* Begin RECORD SET *

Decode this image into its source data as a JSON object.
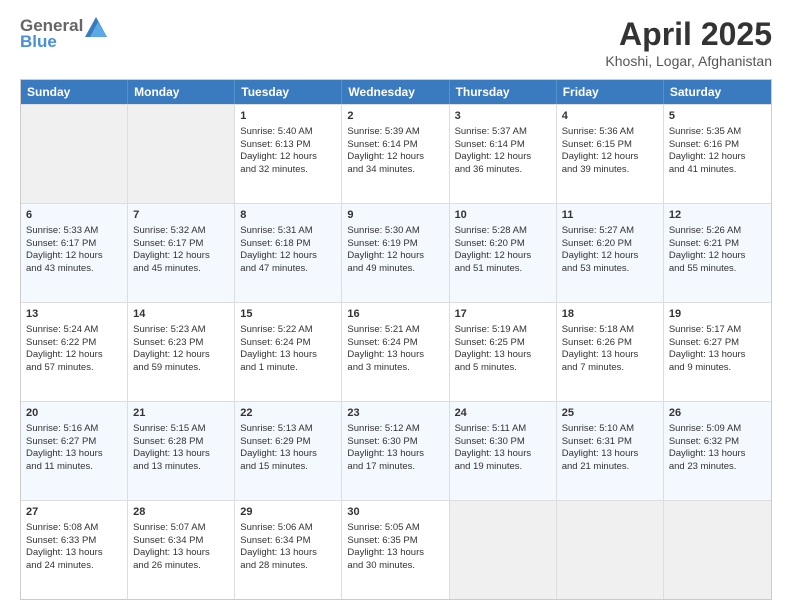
{
  "header": {
    "logo_general": "General",
    "logo_blue": "Blue",
    "title": "April 2025",
    "subtitle": "Khoshi, Logar, Afghanistan"
  },
  "calendar": {
    "days": [
      "Sunday",
      "Monday",
      "Tuesday",
      "Wednesday",
      "Thursday",
      "Friday",
      "Saturday"
    ],
    "weeks": [
      [
        {
          "num": "",
          "lines": []
        },
        {
          "num": "",
          "lines": []
        },
        {
          "num": "1",
          "lines": [
            "Sunrise: 5:40 AM",
            "Sunset: 6:13 PM",
            "Daylight: 12 hours",
            "and 32 minutes."
          ]
        },
        {
          "num": "2",
          "lines": [
            "Sunrise: 5:39 AM",
            "Sunset: 6:14 PM",
            "Daylight: 12 hours",
            "and 34 minutes."
          ]
        },
        {
          "num": "3",
          "lines": [
            "Sunrise: 5:37 AM",
            "Sunset: 6:14 PM",
            "Daylight: 12 hours",
            "and 36 minutes."
          ]
        },
        {
          "num": "4",
          "lines": [
            "Sunrise: 5:36 AM",
            "Sunset: 6:15 PM",
            "Daylight: 12 hours",
            "and 39 minutes."
          ]
        },
        {
          "num": "5",
          "lines": [
            "Sunrise: 5:35 AM",
            "Sunset: 6:16 PM",
            "Daylight: 12 hours",
            "and 41 minutes."
          ]
        }
      ],
      [
        {
          "num": "6",
          "lines": [
            "Sunrise: 5:33 AM",
            "Sunset: 6:17 PM",
            "Daylight: 12 hours",
            "and 43 minutes."
          ]
        },
        {
          "num": "7",
          "lines": [
            "Sunrise: 5:32 AM",
            "Sunset: 6:17 PM",
            "Daylight: 12 hours",
            "and 45 minutes."
          ]
        },
        {
          "num": "8",
          "lines": [
            "Sunrise: 5:31 AM",
            "Sunset: 6:18 PM",
            "Daylight: 12 hours",
            "and 47 minutes."
          ]
        },
        {
          "num": "9",
          "lines": [
            "Sunrise: 5:30 AM",
            "Sunset: 6:19 PM",
            "Daylight: 12 hours",
            "and 49 minutes."
          ]
        },
        {
          "num": "10",
          "lines": [
            "Sunrise: 5:28 AM",
            "Sunset: 6:20 PM",
            "Daylight: 12 hours",
            "and 51 minutes."
          ]
        },
        {
          "num": "11",
          "lines": [
            "Sunrise: 5:27 AM",
            "Sunset: 6:20 PM",
            "Daylight: 12 hours",
            "and 53 minutes."
          ]
        },
        {
          "num": "12",
          "lines": [
            "Sunrise: 5:26 AM",
            "Sunset: 6:21 PM",
            "Daylight: 12 hours",
            "and 55 minutes."
          ]
        }
      ],
      [
        {
          "num": "13",
          "lines": [
            "Sunrise: 5:24 AM",
            "Sunset: 6:22 PM",
            "Daylight: 12 hours",
            "and 57 minutes."
          ]
        },
        {
          "num": "14",
          "lines": [
            "Sunrise: 5:23 AM",
            "Sunset: 6:23 PM",
            "Daylight: 12 hours",
            "and 59 minutes."
          ]
        },
        {
          "num": "15",
          "lines": [
            "Sunrise: 5:22 AM",
            "Sunset: 6:24 PM",
            "Daylight: 13 hours",
            "and 1 minute."
          ]
        },
        {
          "num": "16",
          "lines": [
            "Sunrise: 5:21 AM",
            "Sunset: 6:24 PM",
            "Daylight: 13 hours",
            "and 3 minutes."
          ]
        },
        {
          "num": "17",
          "lines": [
            "Sunrise: 5:19 AM",
            "Sunset: 6:25 PM",
            "Daylight: 13 hours",
            "and 5 minutes."
          ]
        },
        {
          "num": "18",
          "lines": [
            "Sunrise: 5:18 AM",
            "Sunset: 6:26 PM",
            "Daylight: 13 hours",
            "and 7 minutes."
          ]
        },
        {
          "num": "19",
          "lines": [
            "Sunrise: 5:17 AM",
            "Sunset: 6:27 PM",
            "Daylight: 13 hours",
            "and 9 minutes."
          ]
        }
      ],
      [
        {
          "num": "20",
          "lines": [
            "Sunrise: 5:16 AM",
            "Sunset: 6:27 PM",
            "Daylight: 13 hours",
            "and 11 minutes."
          ]
        },
        {
          "num": "21",
          "lines": [
            "Sunrise: 5:15 AM",
            "Sunset: 6:28 PM",
            "Daylight: 13 hours",
            "and 13 minutes."
          ]
        },
        {
          "num": "22",
          "lines": [
            "Sunrise: 5:13 AM",
            "Sunset: 6:29 PM",
            "Daylight: 13 hours",
            "and 15 minutes."
          ]
        },
        {
          "num": "23",
          "lines": [
            "Sunrise: 5:12 AM",
            "Sunset: 6:30 PM",
            "Daylight: 13 hours",
            "and 17 minutes."
          ]
        },
        {
          "num": "24",
          "lines": [
            "Sunrise: 5:11 AM",
            "Sunset: 6:30 PM",
            "Daylight: 13 hours",
            "and 19 minutes."
          ]
        },
        {
          "num": "25",
          "lines": [
            "Sunrise: 5:10 AM",
            "Sunset: 6:31 PM",
            "Daylight: 13 hours",
            "and 21 minutes."
          ]
        },
        {
          "num": "26",
          "lines": [
            "Sunrise: 5:09 AM",
            "Sunset: 6:32 PM",
            "Daylight: 13 hours",
            "and 23 minutes."
          ]
        }
      ],
      [
        {
          "num": "27",
          "lines": [
            "Sunrise: 5:08 AM",
            "Sunset: 6:33 PM",
            "Daylight: 13 hours",
            "and 24 minutes."
          ]
        },
        {
          "num": "28",
          "lines": [
            "Sunrise: 5:07 AM",
            "Sunset: 6:34 PM",
            "Daylight: 13 hours",
            "and 26 minutes."
          ]
        },
        {
          "num": "29",
          "lines": [
            "Sunrise: 5:06 AM",
            "Sunset: 6:34 PM",
            "Daylight: 13 hours",
            "and 28 minutes."
          ]
        },
        {
          "num": "30",
          "lines": [
            "Sunrise: 5:05 AM",
            "Sunset: 6:35 PM",
            "Daylight: 13 hours",
            "and 30 minutes."
          ]
        },
        {
          "num": "",
          "lines": []
        },
        {
          "num": "",
          "lines": []
        },
        {
          "num": "",
          "lines": []
        }
      ]
    ]
  }
}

* End RECORD SET *

Set down the records in full and exactly. Do not carry over any image.

Decode this image into its source data as a JSON object.
{
  "header": {
    "logo_general": "General",
    "logo_blue": "Blue",
    "title": "April 2025",
    "subtitle": "Khoshi, Logar, Afghanistan"
  },
  "calendar": {
    "days": [
      "Sunday",
      "Monday",
      "Tuesday",
      "Wednesday",
      "Thursday",
      "Friday",
      "Saturday"
    ],
    "weeks": [
      [
        {
          "num": "",
          "lines": []
        },
        {
          "num": "",
          "lines": []
        },
        {
          "num": "1",
          "lines": [
            "Sunrise: 5:40 AM",
            "Sunset: 6:13 PM",
            "Daylight: 12 hours",
            "and 32 minutes."
          ]
        },
        {
          "num": "2",
          "lines": [
            "Sunrise: 5:39 AM",
            "Sunset: 6:14 PM",
            "Daylight: 12 hours",
            "and 34 minutes."
          ]
        },
        {
          "num": "3",
          "lines": [
            "Sunrise: 5:37 AM",
            "Sunset: 6:14 PM",
            "Daylight: 12 hours",
            "and 36 minutes."
          ]
        },
        {
          "num": "4",
          "lines": [
            "Sunrise: 5:36 AM",
            "Sunset: 6:15 PM",
            "Daylight: 12 hours",
            "and 39 minutes."
          ]
        },
        {
          "num": "5",
          "lines": [
            "Sunrise: 5:35 AM",
            "Sunset: 6:16 PM",
            "Daylight: 12 hours",
            "and 41 minutes."
          ]
        }
      ],
      [
        {
          "num": "6",
          "lines": [
            "Sunrise: 5:33 AM",
            "Sunset: 6:17 PM",
            "Daylight: 12 hours",
            "and 43 minutes."
          ]
        },
        {
          "num": "7",
          "lines": [
            "Sunrise: 5:32 AM",
            "Sunset: 6:17 PM",
            "Daylight: 12 hours",
            "and 45 minutes."
          ]
        },
        {
          "num": "8",
          "lines": [
            "Sunrise: 5:31 AM",
            "Sunset: 6:18 PM",
            "Daylight: 12 hours",
            "and 47 minutes."
          ]
        },
        {
          "num": "9",
          "lines": [
            "Sunrise: 5:30 AM",
            "Sunset: 6:19 PM",
            "Daylight: 12 hours",
            "and 49 minutes."
          ]
        },
        {
          "num": "10",
          "lines": [
            "Sunrise: 5:28 AM",
            "Sunset: 6:20 PM",
            "Daylight: 12 hours",
            "and 51 minutes."
          ]
        },
        {
          "num": "11",
          "lines": [
            "Sunrise: 5:27 AM",
            "Sunset: 6:20 PM",
            "Daylight: 12 hours",
            "and 53 minutes."
          ]
        },
        {
          "num": "12",
          "lines": [
            "Sunrise: 5:26 AM",
            "Sunset: 6:21 PM",
            "Daylight: 12 hours",
            "and 55 minutes."
          ]
        }
      ],
      [
        {
          "num": "13",
          "lines": [
            "Sunrise: 5:24 AM",
            "Sunset: 6:22 PM",
            "Daylight: 12 hours",
            "and 57 minutes."
          ]
        },
        {
          "num": "14",
          "lines": [
            "Sunrise: 5:23 AM",
            "Sunset: 6:23 PM",
            "Daylight: 12 hours",
            "and 59 minutes."
          ]
        },
        {
          "num": "15",
          "lines": [
            "Sunrise: 5:22 AM",
            "Sunset: 6:24 PM",
            "Daylight: 13 hours",
            "and 1 minute."
          ]
        },
        {
          "num": "16",
          "lines": [
            "Sunrise: 5:21 AM",
            "Sunset: 6:24 PM",
            "Daylight: 13 hours",
            "and 3 minutes."
          ]
        },
        {
          "num": "17",
          "lines": [
            "Sunrise: 5:19 AM",
            "Sunset: 6:25 PM",
            "Daylight: 13 hours",
            "and 5 minutes."
          ]
        },
        {
          "num": "18",
          "lines": [
            "Sunrise: 5:18 AM",
            "Sunset: 6:26 PM",
            "Daylight: 13 hours",
            "and 7 minutes."
          ]
        },
        {
          "num": "19",
          "lines": [
            "Sunrise: 5:17 AM",
            "Sunset: 6:27 PM",
            "Daylight: 13 hours",
            "and 9 minutes."
          ]
        }
      ],
      [
        {
          "num": "20",
          "lines": [
            "Sunrise: 5:16 AM",
            "Sunset: 6:27 PM",
            "Daylight: 13 hours",
            "and 11 minutes."
          ]
        },
        {
          "num": "21",
          "lines": [
            "Sunrise: 5:15 AM",
            "Sunset: 6:28 PM",
            "Daylight: 13 hours",
            "and 13 minutes."
          ]
        },
        {
          "num": "22",
          "lines": [
            "Sunrise: 5:13 AM",
            "Sunset: 6:29 PM",
            "Daylight: 13 hours",
            "and 15 minutes."
          ]
        },
        {
          "num": "23",
          "lines": [
            "Sunrise: 5:12 AM",
            "Sunset: 6:30 PM",
            "Daylight: 13 hours",
            "and 17 minutes."
          ]
        },
        {
          "num": "24",
          "lines": [
            "Sunrise: 5:11 AM",
            "Sunset: 6:30 PM",
            "Daylight: 13 hours",
            "and 19 minutes."
          ]
        },
        {
          "num": "25",
          "lines": [
            "Sunrise: 5:10 AM",
            "Sunset: 6:31 PM",
            "Daylight: 13 hours",
            "and 21 minutes."
          ]
        },
        {
          "num": "26",
          "lines": [
            "Sunrise: 5:09 AM",
            "Sunset: 6:32 PM",
            "Daylight: 13 hours",
            "and 23 minutes."
          ]
        }
      ],
      [
        {
          "num": "27",
          "lines": [
            "Sunrise: 5:08 AM",
            "Sunset: 6:33 PM",
            "Daylight: 13 hours",
            "and 24 minutes."
          ]
        },
        {
          "num": "28",
          "lines": [
            "Sunrise: 5:07 AM",
            "Sunset: 6:34 PM",
            "Daylight: 13 hours",
            "and 26 minutes."
          ]
        },
        {
          "num": "29",
          "lines": [
            "Sunrise: 5:06 AM",
            "Sunset: 6:34 PM",
            "Daylight: 13 hours",
            "and 28 minutes."
          ]
        },
        {
          "num": "30",
          "lines": [
            "Sunrise: 5:05 AM",
            "Sunset: 6:35 PM",
            "Daylight: 13 hours",
            "and 30 minutes."
          ]
        },
        {
          "num": "",
          "lines": []
        },
        {
          "num": "",
          "lines": []
        },
        {
          "num": "",
          "lines": []
        }
      ]
    ]
  }
}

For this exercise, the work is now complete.